Saved data entries
-.-.-
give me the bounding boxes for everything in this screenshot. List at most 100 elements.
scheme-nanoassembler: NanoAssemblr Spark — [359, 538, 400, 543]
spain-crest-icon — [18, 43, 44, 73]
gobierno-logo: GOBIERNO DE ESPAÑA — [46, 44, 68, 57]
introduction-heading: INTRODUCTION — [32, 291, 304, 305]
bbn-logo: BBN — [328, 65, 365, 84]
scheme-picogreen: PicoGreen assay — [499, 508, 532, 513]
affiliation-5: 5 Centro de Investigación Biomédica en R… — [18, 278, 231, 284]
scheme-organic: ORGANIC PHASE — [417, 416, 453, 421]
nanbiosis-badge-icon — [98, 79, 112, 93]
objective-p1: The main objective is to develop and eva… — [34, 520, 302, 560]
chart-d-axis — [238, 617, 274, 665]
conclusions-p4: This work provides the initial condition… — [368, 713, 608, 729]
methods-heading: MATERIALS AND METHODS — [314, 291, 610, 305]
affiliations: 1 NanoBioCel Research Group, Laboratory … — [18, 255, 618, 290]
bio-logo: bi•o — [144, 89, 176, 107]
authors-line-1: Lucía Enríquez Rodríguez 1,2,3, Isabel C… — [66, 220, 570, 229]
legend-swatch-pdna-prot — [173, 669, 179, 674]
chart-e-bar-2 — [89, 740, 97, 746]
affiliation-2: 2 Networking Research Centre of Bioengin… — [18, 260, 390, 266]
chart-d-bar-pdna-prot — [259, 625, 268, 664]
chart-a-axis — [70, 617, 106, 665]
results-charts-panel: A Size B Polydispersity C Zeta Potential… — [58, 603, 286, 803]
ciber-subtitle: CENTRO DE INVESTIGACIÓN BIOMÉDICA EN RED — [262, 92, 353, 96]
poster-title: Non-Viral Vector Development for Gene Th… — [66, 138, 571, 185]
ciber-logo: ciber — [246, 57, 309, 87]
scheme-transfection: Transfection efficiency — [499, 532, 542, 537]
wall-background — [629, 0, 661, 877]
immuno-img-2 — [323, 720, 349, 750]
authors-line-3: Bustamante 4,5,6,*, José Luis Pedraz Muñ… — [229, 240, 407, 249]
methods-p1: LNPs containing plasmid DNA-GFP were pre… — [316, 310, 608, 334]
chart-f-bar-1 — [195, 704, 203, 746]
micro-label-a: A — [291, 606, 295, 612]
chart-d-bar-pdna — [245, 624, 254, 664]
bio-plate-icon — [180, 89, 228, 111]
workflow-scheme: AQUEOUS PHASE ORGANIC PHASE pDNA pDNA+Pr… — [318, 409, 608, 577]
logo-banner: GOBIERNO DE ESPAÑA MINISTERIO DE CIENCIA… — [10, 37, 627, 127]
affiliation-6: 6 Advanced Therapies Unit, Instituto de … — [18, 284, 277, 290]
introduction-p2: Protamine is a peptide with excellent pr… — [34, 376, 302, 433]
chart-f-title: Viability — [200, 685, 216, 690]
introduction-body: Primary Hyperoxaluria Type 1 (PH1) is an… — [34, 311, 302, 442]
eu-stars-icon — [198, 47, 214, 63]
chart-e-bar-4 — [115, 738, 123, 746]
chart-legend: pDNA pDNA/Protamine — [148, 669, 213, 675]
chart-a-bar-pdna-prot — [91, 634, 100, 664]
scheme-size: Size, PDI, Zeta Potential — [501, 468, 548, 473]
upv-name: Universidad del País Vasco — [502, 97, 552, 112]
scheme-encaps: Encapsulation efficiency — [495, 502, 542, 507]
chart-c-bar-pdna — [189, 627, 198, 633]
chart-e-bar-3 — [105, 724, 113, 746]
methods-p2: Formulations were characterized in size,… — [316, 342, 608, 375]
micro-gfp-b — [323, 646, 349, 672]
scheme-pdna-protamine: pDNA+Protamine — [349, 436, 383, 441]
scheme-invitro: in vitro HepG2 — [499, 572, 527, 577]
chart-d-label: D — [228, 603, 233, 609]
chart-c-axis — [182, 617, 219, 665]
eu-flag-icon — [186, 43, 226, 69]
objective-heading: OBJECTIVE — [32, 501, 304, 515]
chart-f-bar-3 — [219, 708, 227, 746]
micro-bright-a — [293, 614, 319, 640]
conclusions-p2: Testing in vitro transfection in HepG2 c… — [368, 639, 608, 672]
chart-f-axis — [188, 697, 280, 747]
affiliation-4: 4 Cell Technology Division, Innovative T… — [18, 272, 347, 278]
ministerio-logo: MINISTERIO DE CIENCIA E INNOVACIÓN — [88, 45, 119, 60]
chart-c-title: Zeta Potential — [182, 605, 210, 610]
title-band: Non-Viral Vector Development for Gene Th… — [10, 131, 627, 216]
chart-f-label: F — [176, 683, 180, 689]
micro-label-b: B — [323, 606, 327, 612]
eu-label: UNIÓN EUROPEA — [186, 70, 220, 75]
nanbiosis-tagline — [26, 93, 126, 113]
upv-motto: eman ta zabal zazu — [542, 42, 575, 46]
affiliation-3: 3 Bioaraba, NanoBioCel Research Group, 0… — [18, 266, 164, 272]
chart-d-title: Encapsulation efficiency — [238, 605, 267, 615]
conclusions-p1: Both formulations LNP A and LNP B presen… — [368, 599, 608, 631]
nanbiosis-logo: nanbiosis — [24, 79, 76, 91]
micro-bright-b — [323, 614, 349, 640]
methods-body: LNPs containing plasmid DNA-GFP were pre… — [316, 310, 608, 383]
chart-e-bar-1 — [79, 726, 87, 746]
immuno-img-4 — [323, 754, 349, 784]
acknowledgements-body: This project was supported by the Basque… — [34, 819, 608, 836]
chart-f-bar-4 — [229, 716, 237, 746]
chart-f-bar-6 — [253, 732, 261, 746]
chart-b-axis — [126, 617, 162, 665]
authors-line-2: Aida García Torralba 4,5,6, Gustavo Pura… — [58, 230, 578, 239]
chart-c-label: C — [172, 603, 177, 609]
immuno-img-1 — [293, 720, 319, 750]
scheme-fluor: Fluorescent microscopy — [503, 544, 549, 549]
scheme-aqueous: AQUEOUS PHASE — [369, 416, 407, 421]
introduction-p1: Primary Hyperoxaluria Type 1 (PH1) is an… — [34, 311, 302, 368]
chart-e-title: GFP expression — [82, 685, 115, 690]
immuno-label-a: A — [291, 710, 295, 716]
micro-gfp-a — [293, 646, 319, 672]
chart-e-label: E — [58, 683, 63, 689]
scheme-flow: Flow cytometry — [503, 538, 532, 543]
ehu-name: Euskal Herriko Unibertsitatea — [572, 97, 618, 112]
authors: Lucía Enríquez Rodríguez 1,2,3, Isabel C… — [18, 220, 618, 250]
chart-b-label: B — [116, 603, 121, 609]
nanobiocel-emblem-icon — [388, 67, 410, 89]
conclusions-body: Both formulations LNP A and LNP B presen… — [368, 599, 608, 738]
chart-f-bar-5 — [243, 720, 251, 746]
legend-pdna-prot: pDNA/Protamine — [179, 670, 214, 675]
-.-.-
PROBLEM TO WORK ON: Exactly as written above, please repeat the entries.

TASK SOLUTION:
give me the bounding boxes for everything in this screenshot. List at most 100 elements.
scheme-nanoassembler: NanoAssemblr Spark — [359, 538, 400, 543]
spain-crest-icon — [18, 43, 44, 73]
gobierno-logo: GOBIERNO DE ESPAÑA — [46, 44, 68, 57]
introduction-heading: INTRODUCTION — [32, 291, 304, 305]
bbn-logo: BBN — [328, 65, 365, 84]
scheme-picogreen: PicoGreen assay — [499, 508, 532, 513]
affiliation-5: 5 Centro de Investigación Biomédica en R… — [18, 278, 231, 284]
scheme-organic: ORGANIC PHASE — [417, 416, 453, 421]
nanbiosis-badge-icon — [98, 79, 112, 93]
objective-p1: The main objective is to develop and eva… — [34, 520, 302, 560]
chart-d-axis — [238, 617, 274, 665]
conclusions-p4: This work provides the initial condition… — [368, 713, 608, 729]
methods-heading: MATERIALS AND METHODS — [314, 291, 610, 305]
affiliations: 1 NanoBioCel Research Group, Laboratory … — [18, 255, 618, 290]
bio-logo: bi•o — [144, 89, 176, 107]
authors-line-1: Lucía Enríquez Rodríguez 1,2,3, Isabel C… — [66, 220, 570, 229]
legend-swatch-pdna-prot — [173, 669, 179, 674]
chart-e-bar-2 — [89, 740, 97, 746]
affiliation-2: 2 Networking Research Centre of Bioengin… — [18, 260, 390, 266]
chart-d-bar-pdna-prot — [259, 625, 268, 664]
chart-a-axis — [70, 617, 106, 665]
results-charts-panel: A Size B Polydispersity C Zeta Potential… — [58, 603, 286, 803]
ciber-subtitle: CENTRO DE INVESTIGACIÓN BIOMÉDICA EN RED — [262, 92, 353, 96]
poster-title: Non-Viral Vector Development for Gene Th… — [66, 138, 571, 185]
ciber-logo: ciber — [246, 57, 309, 87]
scheme-transfection: Transfection efficiency — [499, 532, 542, 537]
wall-background — [629, 0, 661, 877]
immuno-img-2 — [323, 720, 349, 750]
authors-line-3: Bustamante 4,5,6,*, José Luis Pedraz Muñ… — [229, 240, 407, 249]
methods-p1: LNPs containing plasmid DNA-GFP were pre… — [316, 310, 608, 334]
chart-f-bar-1 — [195, 704, 203, 746]
micro-label-a: A — [291, 606, 295, 612]
chart-d-bar-pdna — [245, 624, 254, 664]
bio-plate-icon — [180, 89, 228, 111]
workflow-scheme: AQUEOUS PHASE ORGANIC PHASE pDNA pDNA+Pr… — [318, 409, 608, 577]
logo-banner: GOBIERNO DE ESPAÑA MINISTERIO DE CIENCIA… — [10, 37, 627, 127]
affiliation-6: 6 Advanced Therapies Unit, Instituto de … — [18, 284, 277, 290]
introduction-p2: Protamine is a peptide with excellent pr… — [34, 376, 302, 433]
chart-f-title: Viability — [200, 685, 216, 690]
introduction-body: Primary Hyperoxaluria Type 1 (PH1) is an… — [34, 311, 302, 442]
eu-stars-icon — [198, 47, 214, 63]
chart-e-bar-4 — [115, 738, 123, 746]
chart-legend: pDNA pDNA/Protamine — [148, 669, 213, 675]
chart-a-bar-pdna-prot — [91, 634, 100, 664]
scheme-size: Size, PDI, Zeta Potential — [501, 468, 548, 473]
upv-name: Universidad del País Vasco — [502, 97, 552, 112]
scheme-encaps: Encapsulation efficiency — [495, 502, 542, 507]
chart-c-bar-pdna — [189, 627, 198, 633]
chart-e-bar-3 — [105, 724, 113, 746]
methods-p2: Formulations were characterized in size,… — [316, 342, 608, 375]
micro-gfp-b — [323, 646, 349, 672]
scheme-pdna-protamine: pDNA+Protamine — [349, 436, 383, 441]
scheme-invitro: in vitro HepG2 — [499, 572, 527, 577]
chart-d-label: D — [228, 603, 233, 609]
chart-c-axis — [182, 617, 219, 665]
eu-flag-icon — [186, 43, 226, 69]
objective-heading: OBJECTIVE — [32, 501, 304, 515]
chart-f-bar-3 — [219, 708, 227, 746]
micro-bright-a — [293, 614, 319, 640]
conclusions-p2: Testing in vitro transfection in HepG2 c… — [368, 639, 608, 672]
chart-f-axis — [188, 697, 280, 747]
affiliation-4: 4 Cell Technology Division, Innovative T… — [18, 272, 347, 278]
ministerio-logo: MINISTERIO DE CIENCIA E INNOVACIÓN — [88, 45, 119, 60]
chart-c-title: Zeta Potential — [182, 605, 210, 610]
title-band: Non-Viral Vector Development for Gene Th… — [10, 131, 627, 216]
chart-f-label: F — [176, 683, 180, 689]
micro-label-b: B — [323, 606, 327, 612]
eu-label: UNIÓN EUROPEA — [186, 70, 220, 75]
nanbiosis-tagline — [26, 93, 126, 113]
upv-motto: eman ta zabal zazu — [542, 42, 575, 46]
affiliation-3: 3 Bioaraba, NanoBioCel Research Group, 0… — [18, 266, 164, 272]
chart-d-title: Encapsulation efficiency — [238, 605, 267, 615]
conclusions-p1: Both formulations LNP A and LNP B presen… — [368, 599, 608, 631]
nanbiosis-logo: nanbiosis — [24, 79, 76, 91]
micro-bright-b — [323, 614, 349, 640]
methods-body: LNPs containing plasmid DNA-GFP were pre… — [316, 310, 608, 383]
chart-e-bar-1 — [79, 726, 87, 746]
immuno-img-4 — [323, 754, 349, 784]
acknowledgements-body: This project was supported by the Basque… — [34, 819, 608, 836]
chart-f-bar-4 — [229, 716, 237, 746]
chart-f-bar-6 — [253, 732, 261, 746]
chart-b-axis — [126, 617, 162, 665]
authors-line-2: Aida García Torralba 4,5,6, Gustavo Pura… — [58, 230, 578, 239]
chart-c-label: C — [172, 603, 177, 609]
immuno-img-1 — [293, 720, 319, 750]
scheme-fluor: Fluorescent microscopy — [503, 544, 549, 549]
scheme-aqueous: AQUEOUS PHASE — [369, 416, 407, 421]
introduction-p1: Primary Hyperoxaluria Type 1 (PH1) is an… — [34, 311, 302, 368]
chart-e-title: GFP expression — [82, 685, 115, 690]
immuno-label-a: A — [291, 710, 295, 716]
micro-gfp-a — [293, 646, 319, 672]
chart-e-label: E — [58, 683, 63, 689]
scheme-flow: Flow cytometry — [503, 538, 532, 543]
ehu-name: Euskal Herriko Unibertsitatea — [572, 97, 618, 112]
authors: Lucía Enríquez Rodríguez 1,2,3, Isabel C… — [18, 220, 618, 250]
chart-b-label: B — [116, 603, 121, 609]
nanobiocel-emblem-icon — [388, 67, 410, 89]
conclusions-body: Both formulations LNP A and LNP B presen… — [368, 599, 608, 738]
chart-f-bar-5 — [243, 720, 251, 746]
legend-pdna-prot: pDNA/Protamine — [179, 670, 214, 675]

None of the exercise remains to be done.